Dataset records

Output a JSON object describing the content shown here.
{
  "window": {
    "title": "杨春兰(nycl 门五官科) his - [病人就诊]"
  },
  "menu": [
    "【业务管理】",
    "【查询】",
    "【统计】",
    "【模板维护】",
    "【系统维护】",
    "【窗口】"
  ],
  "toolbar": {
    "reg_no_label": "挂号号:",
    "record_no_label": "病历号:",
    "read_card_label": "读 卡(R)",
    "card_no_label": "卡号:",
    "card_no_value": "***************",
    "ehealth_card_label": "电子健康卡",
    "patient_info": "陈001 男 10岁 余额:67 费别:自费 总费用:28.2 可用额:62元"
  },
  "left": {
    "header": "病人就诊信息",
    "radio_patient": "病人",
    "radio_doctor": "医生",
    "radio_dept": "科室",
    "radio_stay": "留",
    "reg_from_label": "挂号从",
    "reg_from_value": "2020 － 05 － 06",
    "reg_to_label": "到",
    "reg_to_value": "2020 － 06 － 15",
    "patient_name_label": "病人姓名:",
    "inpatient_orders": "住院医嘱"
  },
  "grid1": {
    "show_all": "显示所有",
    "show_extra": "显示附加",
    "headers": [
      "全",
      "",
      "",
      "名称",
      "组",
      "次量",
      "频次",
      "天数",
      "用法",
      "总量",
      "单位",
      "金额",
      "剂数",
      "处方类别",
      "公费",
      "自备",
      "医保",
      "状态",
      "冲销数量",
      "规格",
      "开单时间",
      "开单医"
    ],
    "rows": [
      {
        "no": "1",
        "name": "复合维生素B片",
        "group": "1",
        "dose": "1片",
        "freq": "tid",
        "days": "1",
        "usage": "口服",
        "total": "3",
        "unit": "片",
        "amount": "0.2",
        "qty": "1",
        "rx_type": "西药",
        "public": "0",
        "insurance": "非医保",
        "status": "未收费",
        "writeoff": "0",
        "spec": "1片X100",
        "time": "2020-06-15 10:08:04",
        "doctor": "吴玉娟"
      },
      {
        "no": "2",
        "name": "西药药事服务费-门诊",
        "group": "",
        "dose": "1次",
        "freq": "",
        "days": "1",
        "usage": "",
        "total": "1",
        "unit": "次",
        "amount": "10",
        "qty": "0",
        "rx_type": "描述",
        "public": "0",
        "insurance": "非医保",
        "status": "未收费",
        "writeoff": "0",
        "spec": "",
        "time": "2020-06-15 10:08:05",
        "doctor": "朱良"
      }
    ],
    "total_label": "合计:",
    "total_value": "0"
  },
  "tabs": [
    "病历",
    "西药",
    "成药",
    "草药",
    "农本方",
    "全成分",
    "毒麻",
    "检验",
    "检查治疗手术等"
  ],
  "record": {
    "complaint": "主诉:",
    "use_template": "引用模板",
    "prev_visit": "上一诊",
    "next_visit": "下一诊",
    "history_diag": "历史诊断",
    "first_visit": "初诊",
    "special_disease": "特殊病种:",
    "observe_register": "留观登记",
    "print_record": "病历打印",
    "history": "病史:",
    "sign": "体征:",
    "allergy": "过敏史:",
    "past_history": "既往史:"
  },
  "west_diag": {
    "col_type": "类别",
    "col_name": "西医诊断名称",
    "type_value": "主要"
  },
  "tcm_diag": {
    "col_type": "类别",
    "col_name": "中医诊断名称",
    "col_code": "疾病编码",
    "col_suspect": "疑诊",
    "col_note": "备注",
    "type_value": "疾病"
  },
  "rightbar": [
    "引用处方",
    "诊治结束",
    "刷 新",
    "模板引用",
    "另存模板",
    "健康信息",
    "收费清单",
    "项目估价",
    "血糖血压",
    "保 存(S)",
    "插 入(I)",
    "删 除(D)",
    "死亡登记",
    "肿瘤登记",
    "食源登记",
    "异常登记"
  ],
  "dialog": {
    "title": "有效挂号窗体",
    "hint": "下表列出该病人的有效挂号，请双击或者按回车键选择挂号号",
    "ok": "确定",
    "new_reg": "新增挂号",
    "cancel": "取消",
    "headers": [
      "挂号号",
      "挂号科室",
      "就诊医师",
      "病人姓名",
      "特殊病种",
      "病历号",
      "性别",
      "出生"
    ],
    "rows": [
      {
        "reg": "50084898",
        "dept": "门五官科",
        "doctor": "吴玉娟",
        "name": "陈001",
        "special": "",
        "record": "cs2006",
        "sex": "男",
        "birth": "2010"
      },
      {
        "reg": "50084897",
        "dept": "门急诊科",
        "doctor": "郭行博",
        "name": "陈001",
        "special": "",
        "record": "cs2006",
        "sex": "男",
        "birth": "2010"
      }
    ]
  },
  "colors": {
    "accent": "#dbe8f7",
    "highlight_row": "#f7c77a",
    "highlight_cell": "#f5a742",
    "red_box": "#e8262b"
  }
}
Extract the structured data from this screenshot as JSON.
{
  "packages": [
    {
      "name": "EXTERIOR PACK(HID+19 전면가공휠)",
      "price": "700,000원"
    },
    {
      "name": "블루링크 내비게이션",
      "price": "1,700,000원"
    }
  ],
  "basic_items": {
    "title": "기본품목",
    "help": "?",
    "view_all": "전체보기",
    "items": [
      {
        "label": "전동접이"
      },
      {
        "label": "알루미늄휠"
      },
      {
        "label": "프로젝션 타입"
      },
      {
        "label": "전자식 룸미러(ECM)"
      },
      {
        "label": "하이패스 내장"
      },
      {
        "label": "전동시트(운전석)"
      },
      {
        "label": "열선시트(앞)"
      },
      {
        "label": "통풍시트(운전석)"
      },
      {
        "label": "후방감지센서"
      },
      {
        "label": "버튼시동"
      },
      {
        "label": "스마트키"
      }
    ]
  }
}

* [Task statement]
What are the lines from the one with "Extract the structured" through the last line of the records above? Quote them exactly and add nothing.

* [Solution]
Extract the structured data from this screenshot as JSON.
{
  "packages": [
    {
      "name": "EXTERIOR PACK(HID+19 전면가공휠)",
      "price": "700,000원"
    },
    {
      "name": "블루링크 내비게이션",
      "price": "1,700,000원"
    }
  ],
  "basic_items": {
    "title": "기본품목",
    "help": "?",
    "view_all": "전체보기",
    "items": [
      {
        "label": "전동접이"
      },
      {
        "label": "알루미늄휠"
      },
      {
        "label": "프로젝션 타입"
      },
      {
        "label": "전자식 룸미러(ECM)"
      },
      {
        "label": "하이패스 내장"
      },
      {
        "label": "전동시트(운전석)"
      },
      {
        "label": "열선시트(앞)"
      },
      {
        "label": "통풍시트(운전석)"
      },
      {
        "label": "후방감지센서"
      },
      {
        "label": "버튼시동"
      },
      {
        "label": "스마트키"
      }
    ]
  }
}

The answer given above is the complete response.